-- begin Data entries --

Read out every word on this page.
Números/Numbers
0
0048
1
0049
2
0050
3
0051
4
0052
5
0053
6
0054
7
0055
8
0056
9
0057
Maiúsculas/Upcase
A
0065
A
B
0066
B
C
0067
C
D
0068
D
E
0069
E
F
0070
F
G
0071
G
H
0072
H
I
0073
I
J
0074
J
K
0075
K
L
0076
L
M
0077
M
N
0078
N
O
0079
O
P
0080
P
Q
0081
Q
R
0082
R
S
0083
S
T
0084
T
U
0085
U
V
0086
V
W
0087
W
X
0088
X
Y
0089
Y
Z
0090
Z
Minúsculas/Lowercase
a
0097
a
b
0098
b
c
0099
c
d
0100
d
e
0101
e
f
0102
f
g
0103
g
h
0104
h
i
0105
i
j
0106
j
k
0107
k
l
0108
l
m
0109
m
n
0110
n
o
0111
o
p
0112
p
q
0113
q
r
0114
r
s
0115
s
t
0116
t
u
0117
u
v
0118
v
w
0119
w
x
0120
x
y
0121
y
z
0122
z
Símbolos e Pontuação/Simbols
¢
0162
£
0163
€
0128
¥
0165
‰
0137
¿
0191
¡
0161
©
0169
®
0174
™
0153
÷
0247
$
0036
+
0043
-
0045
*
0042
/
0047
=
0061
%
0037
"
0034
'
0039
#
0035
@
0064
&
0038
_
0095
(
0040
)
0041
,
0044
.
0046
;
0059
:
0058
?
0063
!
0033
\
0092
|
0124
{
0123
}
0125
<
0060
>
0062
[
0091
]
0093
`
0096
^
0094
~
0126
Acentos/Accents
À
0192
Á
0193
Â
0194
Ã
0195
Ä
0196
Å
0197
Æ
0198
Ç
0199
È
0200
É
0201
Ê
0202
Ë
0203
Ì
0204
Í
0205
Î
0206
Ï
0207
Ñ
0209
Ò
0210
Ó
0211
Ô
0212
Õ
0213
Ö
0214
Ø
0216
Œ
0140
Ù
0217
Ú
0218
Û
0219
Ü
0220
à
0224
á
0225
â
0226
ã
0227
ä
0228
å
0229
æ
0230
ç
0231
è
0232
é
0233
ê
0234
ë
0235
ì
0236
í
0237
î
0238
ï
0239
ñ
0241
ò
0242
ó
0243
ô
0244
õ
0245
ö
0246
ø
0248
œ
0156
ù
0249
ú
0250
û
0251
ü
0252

-- end Data entries --
-- begin Data entries --

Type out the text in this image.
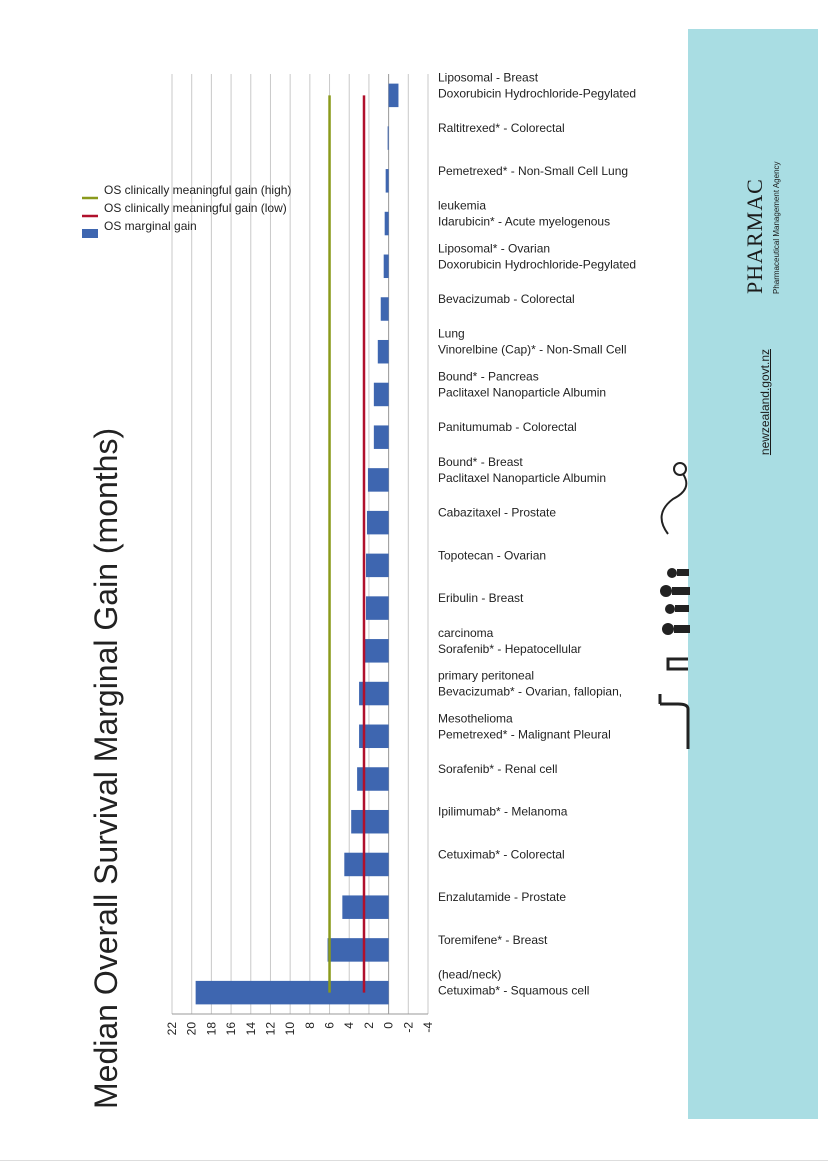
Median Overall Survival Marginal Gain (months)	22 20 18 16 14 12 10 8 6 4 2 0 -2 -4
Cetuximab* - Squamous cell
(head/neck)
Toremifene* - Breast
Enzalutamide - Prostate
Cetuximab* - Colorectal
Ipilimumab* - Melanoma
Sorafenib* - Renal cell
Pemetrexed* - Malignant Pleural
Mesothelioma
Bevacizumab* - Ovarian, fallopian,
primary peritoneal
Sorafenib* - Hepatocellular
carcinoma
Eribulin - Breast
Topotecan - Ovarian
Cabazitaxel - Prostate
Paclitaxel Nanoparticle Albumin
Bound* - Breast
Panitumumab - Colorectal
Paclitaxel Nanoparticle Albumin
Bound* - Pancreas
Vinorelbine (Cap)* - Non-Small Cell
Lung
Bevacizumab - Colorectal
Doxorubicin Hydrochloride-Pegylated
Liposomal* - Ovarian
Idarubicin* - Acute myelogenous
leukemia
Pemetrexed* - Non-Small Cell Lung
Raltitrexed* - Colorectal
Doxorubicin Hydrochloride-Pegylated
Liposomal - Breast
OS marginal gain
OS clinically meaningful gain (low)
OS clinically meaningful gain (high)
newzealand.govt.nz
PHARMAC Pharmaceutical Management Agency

-- end Data entries --

Exercise instructions:
Looking at the data above, show all lines where the word "this" occurs.

Written solution:
Read out every word on this page.
Type out the text in this image.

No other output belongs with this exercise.